## YOUR INSTRUCTIONS
Return a copy of each line that holds the string "TradingView".

## EXERCISE INPUT
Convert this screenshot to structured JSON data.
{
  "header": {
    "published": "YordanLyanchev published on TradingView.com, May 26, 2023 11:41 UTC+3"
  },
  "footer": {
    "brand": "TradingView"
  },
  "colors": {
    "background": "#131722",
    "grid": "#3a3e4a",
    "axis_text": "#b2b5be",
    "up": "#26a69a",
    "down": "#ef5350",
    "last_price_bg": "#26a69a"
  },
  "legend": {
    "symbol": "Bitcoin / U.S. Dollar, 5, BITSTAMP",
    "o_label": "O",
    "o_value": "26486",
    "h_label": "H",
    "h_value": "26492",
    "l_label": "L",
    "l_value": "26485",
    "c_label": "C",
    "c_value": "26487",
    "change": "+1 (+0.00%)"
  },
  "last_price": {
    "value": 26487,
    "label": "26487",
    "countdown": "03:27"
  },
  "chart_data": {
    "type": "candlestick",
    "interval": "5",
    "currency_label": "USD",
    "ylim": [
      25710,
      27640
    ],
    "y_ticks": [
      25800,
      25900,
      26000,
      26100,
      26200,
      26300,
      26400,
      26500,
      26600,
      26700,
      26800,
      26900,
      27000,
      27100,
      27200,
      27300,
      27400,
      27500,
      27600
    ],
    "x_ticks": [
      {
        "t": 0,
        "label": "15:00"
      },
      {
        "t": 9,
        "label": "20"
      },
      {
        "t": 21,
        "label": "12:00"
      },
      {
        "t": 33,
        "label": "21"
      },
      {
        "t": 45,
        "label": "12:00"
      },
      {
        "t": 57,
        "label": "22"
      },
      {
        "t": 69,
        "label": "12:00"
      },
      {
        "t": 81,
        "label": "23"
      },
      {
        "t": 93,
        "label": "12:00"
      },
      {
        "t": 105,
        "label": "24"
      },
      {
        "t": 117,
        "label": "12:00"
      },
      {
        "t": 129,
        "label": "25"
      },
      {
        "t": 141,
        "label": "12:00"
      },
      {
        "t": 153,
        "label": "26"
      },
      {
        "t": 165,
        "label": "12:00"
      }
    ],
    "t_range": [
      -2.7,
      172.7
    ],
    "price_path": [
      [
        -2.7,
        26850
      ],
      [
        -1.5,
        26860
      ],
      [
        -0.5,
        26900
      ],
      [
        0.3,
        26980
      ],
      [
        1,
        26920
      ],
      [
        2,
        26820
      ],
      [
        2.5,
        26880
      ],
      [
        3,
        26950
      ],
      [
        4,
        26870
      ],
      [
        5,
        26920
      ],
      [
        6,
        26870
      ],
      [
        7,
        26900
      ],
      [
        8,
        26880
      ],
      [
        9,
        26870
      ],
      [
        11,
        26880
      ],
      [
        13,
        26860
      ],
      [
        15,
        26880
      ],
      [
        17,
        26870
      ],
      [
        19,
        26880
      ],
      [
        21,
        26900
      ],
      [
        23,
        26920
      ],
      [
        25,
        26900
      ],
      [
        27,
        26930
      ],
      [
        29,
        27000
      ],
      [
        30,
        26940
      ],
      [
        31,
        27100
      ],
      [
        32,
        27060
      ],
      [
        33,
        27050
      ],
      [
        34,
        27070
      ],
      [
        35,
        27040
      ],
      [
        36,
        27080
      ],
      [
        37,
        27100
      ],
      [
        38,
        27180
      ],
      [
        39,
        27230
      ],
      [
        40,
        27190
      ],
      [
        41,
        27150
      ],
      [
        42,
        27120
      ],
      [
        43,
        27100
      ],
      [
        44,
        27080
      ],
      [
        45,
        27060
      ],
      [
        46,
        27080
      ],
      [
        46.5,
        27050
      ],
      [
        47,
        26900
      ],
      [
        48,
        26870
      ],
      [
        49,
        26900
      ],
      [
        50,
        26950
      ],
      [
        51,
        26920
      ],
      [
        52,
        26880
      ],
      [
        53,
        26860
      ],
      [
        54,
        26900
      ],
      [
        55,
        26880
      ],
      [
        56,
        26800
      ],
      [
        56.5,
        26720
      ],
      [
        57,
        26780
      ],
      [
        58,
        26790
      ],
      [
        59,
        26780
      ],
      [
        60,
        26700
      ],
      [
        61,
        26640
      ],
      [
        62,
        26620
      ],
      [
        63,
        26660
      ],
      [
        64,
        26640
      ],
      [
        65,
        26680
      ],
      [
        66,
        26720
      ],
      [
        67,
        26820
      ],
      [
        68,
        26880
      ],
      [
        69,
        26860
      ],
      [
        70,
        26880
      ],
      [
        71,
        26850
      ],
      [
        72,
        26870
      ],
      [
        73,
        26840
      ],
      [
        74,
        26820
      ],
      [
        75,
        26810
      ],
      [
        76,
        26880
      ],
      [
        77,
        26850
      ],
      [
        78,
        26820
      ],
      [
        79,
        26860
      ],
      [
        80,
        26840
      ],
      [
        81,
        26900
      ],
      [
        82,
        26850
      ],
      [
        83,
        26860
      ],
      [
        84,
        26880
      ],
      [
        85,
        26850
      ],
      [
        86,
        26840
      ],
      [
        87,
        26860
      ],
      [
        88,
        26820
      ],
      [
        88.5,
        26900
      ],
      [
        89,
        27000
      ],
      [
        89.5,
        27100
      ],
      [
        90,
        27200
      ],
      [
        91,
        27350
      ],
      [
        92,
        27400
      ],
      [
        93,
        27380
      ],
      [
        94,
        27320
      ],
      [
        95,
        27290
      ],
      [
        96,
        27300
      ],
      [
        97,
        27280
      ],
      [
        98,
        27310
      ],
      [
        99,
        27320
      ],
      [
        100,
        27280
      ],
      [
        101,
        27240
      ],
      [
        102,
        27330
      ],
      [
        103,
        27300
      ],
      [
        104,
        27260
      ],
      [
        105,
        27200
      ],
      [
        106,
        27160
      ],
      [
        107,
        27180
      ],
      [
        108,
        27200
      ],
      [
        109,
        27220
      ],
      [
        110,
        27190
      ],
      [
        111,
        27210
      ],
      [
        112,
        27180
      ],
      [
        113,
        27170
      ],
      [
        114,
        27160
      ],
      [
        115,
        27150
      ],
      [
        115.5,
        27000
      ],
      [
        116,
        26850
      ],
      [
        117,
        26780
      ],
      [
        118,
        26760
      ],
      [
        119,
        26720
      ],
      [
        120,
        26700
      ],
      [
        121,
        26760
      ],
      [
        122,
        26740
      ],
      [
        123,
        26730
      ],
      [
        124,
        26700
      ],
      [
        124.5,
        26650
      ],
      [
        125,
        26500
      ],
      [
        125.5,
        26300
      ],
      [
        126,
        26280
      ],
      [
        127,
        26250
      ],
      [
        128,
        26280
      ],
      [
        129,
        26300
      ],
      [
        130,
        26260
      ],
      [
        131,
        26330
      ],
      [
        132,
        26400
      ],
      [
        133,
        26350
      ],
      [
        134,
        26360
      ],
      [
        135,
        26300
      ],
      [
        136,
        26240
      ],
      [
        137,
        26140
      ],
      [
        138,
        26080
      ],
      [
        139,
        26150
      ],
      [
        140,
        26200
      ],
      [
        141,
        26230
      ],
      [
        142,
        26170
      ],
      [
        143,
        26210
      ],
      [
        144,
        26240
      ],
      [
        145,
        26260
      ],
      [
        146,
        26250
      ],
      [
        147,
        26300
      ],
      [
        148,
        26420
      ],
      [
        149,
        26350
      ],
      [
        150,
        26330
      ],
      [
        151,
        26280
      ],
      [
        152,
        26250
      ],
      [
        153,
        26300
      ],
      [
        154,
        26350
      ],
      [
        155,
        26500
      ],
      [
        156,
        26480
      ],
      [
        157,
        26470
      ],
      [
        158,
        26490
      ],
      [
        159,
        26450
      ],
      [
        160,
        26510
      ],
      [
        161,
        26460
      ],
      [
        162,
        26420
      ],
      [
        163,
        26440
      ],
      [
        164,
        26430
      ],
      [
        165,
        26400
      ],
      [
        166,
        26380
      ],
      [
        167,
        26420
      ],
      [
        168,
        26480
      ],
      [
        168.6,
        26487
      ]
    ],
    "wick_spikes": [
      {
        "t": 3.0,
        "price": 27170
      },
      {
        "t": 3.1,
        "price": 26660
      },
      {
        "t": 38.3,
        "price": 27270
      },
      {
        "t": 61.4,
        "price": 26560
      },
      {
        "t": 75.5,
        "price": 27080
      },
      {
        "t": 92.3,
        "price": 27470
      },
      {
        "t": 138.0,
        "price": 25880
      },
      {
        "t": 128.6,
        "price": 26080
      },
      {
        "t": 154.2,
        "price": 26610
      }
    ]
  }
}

## TASK ANSWER
    "published": "YordanLyanchev published on TradingView.com, May 26, 2023 11:41 UTC+3"
    "brand": "TradingView"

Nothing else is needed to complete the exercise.